### WRITTEN EXERCISE
Read the records and write them out again exactly.

========================================================================

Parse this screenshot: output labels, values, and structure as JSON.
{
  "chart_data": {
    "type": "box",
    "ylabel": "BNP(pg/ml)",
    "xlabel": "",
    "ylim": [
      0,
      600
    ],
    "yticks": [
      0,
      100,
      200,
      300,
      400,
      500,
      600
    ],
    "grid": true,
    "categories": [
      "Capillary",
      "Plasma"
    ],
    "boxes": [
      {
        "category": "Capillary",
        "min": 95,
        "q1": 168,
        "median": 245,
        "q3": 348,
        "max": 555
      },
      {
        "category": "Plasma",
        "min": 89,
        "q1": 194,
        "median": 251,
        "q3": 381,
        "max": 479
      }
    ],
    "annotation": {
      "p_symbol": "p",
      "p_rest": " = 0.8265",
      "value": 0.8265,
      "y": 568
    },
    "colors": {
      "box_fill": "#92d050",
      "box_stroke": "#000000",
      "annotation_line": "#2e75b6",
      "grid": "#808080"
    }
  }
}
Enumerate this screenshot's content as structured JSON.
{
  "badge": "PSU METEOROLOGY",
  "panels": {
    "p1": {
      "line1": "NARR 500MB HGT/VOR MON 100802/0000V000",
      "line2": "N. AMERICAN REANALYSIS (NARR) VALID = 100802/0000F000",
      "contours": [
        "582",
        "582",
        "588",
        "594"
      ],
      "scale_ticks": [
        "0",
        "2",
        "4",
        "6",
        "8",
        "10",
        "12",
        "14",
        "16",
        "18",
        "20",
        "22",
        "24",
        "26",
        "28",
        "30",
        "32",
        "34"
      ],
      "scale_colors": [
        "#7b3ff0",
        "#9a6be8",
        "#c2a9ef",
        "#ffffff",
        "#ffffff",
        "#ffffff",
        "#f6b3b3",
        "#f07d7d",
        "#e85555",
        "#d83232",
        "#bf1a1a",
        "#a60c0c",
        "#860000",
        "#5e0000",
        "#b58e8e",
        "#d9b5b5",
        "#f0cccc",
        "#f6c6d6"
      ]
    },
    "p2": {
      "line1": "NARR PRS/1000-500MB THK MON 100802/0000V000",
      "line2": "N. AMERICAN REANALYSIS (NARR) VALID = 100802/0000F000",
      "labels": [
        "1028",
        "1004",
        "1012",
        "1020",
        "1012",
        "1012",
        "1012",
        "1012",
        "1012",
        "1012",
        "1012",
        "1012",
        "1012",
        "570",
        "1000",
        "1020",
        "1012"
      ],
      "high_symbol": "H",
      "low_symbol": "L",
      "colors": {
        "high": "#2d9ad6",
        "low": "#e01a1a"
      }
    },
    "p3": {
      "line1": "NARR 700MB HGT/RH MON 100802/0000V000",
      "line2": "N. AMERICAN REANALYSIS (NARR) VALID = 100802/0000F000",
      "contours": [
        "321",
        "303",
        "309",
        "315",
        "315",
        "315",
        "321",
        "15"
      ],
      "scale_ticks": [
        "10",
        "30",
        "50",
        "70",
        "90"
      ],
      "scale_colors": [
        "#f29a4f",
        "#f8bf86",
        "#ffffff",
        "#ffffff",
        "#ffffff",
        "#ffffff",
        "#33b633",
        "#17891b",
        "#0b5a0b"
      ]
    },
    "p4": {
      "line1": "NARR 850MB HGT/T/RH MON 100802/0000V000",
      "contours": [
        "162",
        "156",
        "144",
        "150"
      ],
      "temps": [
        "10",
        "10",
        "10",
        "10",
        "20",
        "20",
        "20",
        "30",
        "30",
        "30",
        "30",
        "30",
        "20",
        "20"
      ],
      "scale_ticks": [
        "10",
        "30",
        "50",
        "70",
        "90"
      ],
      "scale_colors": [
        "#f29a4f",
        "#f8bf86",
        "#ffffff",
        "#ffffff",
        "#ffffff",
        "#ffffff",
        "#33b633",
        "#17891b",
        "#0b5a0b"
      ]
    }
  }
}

========================================================================

### TASK ANSWER
Parse this screenshot: output labels, values, and structure as JSON.
{
  "chart_data": {
    "type": "box",
    "ylabel": "BNP(pg/ml)",
    "xlabel": "",
    "ylim": [
      0,
      600
    ],
    "yticks": [
      0,
      100,
      200,
      300,
      400,
      500,
      600
    ],
    "grid": true,
    "categories": [
      "Capillary",
      "Plasma"
    ],
    "boxes": [
      {
        "category": "Capillary",
        "min": 95,
        "q1": 168,
        "median": 245,
        "q3": 348,
        "max": 555
      },
      {
        "category": "Plasma",
        "min": 89,
        "q1": 194,
        "median": 251,
        "q3": 381,
        "max": 479
      }
    ],
    "annotation": {
      "p_symbol": "p",
      "p_rest": " = 0.8265",
      "value": 0.8265,
      "y": 568
    },
    "colors": {
      "box_fill": "#92d050",
      "box_stroke": "#000000",
      "annotation_line": "#2e75b6",
      "grid": "#808080"
    }
  }
}
Enumerate this screenshot's content as structured JSON.
{
  "badge": "PSU METEOROLOGY",
  "panels": {
    "p1": {
      "line1": "NARR 500MB HGT/VOR MON 100802/0000V000",
      "line2": "N. AMERICAN REANALYSIS (NARR) VALID = 100802/0000F000",
      "contours": [
        "582",
        "582",
        "588",
        "594"
      ],
      "scale_ticks": [
        "0",
        "2",
        "4",
        "6",
        "8",
        "10",
        "12",
        "14",
        "16",
        "18",
        "20",
        "22",
        "24",
        "26",
        "28",
        "30",
        "32",
        "34"
      ],
      "scale_colors": [
        "#7b3ff0",
        "#9a6be8",
        "#c2a9ef",
        "#ffffff",
        "#ffffff",
        "#ffffff",
        "#f6b3b3",
        "#f07d7d",
        "#e85555",
        "#d83232",
        "#bf1a1a",
        "#a60c0c",
        "#860000",
        "#5e0000",
        "#b58e8e",
        "#d9b5b5",
        "#f0cccc",
        "#f6c6d6"
      ]
    },
    "p2": {
      "line1": "NARR PRS/1000-500MB THK MON 100802/0000V000",
      "line2": "N. AMERICAN REANALYSIS (NARR) VALID = 100802/0000F000",
      "labels": [
        "1028",
        "1004",
        "1012",
        "1020",
        "1012",
        "1012",
        "1012",
        "1012",
        "1012",
        "1012",
        "1012",
        "1012",
        "1012",
        "570",
        "1000",
        "1020",
        "1012"
      ],
      "high_symbol": "H",
      "low_symbol": "L",
      "colors": {
        "high": "#2d9ad6",
        "low": "#e01a1a"
      }
    },
    "p3": {
      "line1": "NARR 700MB HGT/RH MON 100802/0000V000",
      "line2": "N. AMERICAN REANALYSIS (NARR) VALID = 100802/0000F000",
      "contours": [
        "321",
        "303",
        "309",
        "315",
        "315",
        "315",
        "321",
        "15"
      ],
      "scale_ticks": [
        "10",
        "30",
        "50",
        "70",
        "90"
      ],
      "scale_colors": [
        "#f29a4f",
        "#f8bf86",
        "#ffffff",
        "#ffffff",
        "#ffffff",
        "#ffffff",
        "#33b633",
        "#17891b",
        "#0b5a0b"
      ]
    },
    "p4": {
      "line1": "NARR 850MB HGT/T/RH MON 100802/0000V000",
      "contours": [
        "162",
        "156",
        "144",
        "150"
      ],
      "temps": [
        "10",
        "10",
        "10",
        "10",
        "20",
        "20",
        "20",
        "30",
        "30",
        "30",
        "30",
        "30",
        "20",
        "20"
      ],
      "scale_ticks": [
        "10",
        "30",
        "50",
        "70",
        "90"
      ],
      "scale_colors": [
        "#f29a4f",
        "#f8bf86",
        "#ffffff",
        "#ffffff",
        "#ffffff",
        "#ffffff",
        "#33b633",
        "#17891b",
        "#0b5a0b"
      ]
    }
  }
}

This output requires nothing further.